-------- WORKING DATA --------

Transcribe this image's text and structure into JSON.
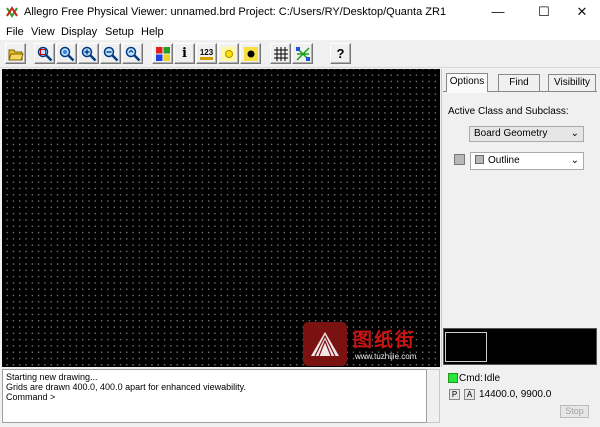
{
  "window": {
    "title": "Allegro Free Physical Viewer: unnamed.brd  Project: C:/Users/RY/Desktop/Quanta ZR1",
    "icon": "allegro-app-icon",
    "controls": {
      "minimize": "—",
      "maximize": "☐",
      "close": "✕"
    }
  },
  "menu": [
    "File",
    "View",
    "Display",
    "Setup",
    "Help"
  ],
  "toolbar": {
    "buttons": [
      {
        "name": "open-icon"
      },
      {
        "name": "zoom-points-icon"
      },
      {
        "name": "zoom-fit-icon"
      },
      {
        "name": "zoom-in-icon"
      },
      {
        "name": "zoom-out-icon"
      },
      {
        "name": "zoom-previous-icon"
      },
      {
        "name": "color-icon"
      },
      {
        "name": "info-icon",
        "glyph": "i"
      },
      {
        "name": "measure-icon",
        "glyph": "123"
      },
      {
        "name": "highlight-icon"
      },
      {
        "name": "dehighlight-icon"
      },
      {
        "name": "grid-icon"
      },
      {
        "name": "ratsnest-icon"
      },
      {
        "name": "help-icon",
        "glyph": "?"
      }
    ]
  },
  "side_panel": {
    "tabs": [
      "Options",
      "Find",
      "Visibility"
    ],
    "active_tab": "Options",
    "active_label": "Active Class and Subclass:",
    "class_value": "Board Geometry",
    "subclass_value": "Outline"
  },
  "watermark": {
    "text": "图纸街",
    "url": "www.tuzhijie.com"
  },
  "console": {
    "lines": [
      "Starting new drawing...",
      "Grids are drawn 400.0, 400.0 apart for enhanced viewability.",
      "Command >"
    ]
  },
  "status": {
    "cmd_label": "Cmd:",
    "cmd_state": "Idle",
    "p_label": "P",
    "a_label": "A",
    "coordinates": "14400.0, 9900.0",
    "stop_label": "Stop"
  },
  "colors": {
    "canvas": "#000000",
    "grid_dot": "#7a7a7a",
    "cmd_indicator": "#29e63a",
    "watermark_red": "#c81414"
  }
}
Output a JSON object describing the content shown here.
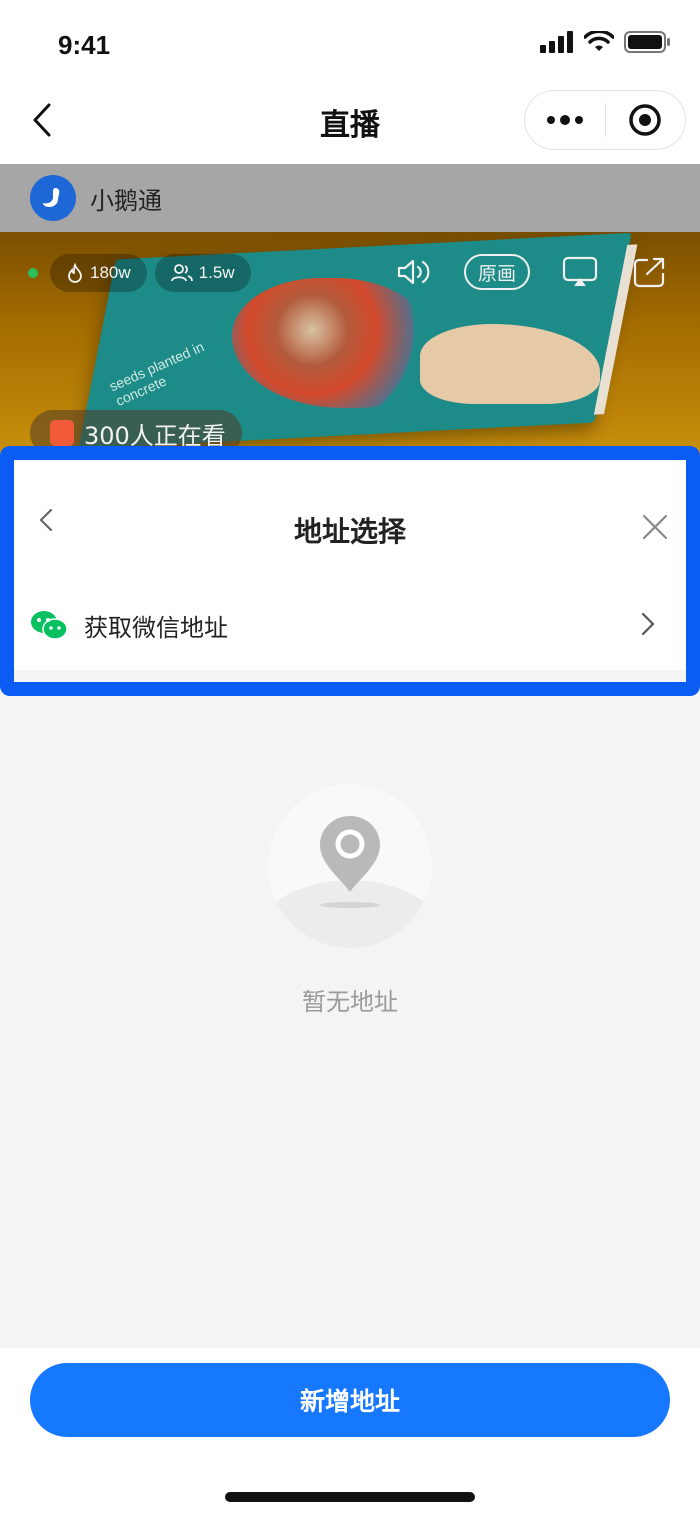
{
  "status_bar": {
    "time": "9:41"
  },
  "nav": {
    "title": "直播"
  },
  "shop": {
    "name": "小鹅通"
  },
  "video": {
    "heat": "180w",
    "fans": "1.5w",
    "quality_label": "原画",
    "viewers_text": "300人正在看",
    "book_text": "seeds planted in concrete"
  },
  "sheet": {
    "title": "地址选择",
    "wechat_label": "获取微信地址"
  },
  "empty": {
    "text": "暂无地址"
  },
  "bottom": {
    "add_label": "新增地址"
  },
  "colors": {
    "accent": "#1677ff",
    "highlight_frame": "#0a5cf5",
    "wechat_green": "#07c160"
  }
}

--------

INSTRUCTION - Copy out every line of the material above that mentions the word "zoom".

TASK RESPONSE -
        "name": "zoom-points-icon"
        "name": "zoom-fit-icon"
        "name": "zoom-in-icon"
        "name": "zoom-out-icon"
        "name": "zoom-previous-icon"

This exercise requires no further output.